### Exercise aim
Copy every line from the data below in which the string "ylabel" can be found.

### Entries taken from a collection
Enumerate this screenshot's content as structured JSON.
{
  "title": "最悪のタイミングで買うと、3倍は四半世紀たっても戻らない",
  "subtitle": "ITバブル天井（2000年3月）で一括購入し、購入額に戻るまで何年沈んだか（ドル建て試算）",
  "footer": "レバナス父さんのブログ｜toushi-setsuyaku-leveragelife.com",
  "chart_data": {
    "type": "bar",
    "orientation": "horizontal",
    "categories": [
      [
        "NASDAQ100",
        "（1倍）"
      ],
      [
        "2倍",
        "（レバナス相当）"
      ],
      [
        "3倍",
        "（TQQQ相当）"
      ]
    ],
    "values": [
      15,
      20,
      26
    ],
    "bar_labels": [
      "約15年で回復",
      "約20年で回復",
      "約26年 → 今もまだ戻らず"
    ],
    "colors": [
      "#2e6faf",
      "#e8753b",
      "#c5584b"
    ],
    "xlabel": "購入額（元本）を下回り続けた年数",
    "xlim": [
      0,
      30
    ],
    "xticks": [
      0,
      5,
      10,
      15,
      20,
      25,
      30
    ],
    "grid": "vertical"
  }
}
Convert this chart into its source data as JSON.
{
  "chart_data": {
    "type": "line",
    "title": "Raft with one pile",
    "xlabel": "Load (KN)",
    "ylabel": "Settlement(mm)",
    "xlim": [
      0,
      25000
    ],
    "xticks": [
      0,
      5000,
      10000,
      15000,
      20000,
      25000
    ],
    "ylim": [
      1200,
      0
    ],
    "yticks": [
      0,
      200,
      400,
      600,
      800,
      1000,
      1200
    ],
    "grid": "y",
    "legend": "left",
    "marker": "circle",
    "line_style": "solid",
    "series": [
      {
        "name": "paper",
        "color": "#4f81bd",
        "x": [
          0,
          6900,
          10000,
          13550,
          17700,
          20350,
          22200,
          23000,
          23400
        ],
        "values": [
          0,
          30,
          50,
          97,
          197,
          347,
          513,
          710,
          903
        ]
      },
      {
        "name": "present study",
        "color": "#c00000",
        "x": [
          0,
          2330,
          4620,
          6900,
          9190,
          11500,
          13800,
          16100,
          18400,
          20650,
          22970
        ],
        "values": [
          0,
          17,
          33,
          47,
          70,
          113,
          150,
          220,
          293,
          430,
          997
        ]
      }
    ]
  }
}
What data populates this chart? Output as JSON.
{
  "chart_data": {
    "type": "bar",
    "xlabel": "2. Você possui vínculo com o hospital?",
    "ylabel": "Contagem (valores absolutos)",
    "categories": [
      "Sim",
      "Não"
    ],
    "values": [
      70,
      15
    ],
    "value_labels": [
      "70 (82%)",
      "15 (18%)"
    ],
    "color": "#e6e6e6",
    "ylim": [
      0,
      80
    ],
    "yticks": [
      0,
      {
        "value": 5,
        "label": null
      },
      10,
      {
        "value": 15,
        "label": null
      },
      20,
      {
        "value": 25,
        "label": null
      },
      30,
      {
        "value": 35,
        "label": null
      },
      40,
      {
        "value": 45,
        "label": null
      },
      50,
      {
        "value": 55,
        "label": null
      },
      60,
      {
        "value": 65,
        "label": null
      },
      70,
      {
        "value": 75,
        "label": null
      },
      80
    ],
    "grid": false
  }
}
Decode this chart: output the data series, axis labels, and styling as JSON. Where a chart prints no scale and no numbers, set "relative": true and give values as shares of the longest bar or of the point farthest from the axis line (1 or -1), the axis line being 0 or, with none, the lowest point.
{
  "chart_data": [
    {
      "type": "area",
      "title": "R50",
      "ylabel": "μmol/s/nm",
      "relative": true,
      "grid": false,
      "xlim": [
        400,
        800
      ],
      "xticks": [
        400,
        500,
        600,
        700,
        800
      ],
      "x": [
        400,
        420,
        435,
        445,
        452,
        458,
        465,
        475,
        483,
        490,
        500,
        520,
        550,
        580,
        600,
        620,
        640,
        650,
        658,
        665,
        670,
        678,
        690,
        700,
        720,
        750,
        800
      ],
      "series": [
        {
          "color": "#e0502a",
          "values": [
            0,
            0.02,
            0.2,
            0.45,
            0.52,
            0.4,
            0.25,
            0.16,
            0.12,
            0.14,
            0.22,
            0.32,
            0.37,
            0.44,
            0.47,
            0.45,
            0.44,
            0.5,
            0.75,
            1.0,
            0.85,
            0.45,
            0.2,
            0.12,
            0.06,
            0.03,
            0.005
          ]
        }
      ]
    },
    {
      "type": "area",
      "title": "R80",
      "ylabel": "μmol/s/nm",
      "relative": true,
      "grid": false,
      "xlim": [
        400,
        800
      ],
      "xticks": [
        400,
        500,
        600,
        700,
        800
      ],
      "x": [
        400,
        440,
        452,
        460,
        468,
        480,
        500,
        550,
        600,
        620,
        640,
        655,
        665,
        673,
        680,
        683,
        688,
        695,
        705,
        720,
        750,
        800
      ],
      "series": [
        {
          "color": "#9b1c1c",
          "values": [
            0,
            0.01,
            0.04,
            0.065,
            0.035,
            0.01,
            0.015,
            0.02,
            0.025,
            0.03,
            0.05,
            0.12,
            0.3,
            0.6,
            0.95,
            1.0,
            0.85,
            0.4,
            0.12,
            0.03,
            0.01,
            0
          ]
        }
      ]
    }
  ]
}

### Task result
    "ylabel": "Settlement(mm)",
    "ylabel": "Contagem (valores absolutos)",
      "ylabel": "μmol/s/nm",
      "ylabel": "μmol/s/nm",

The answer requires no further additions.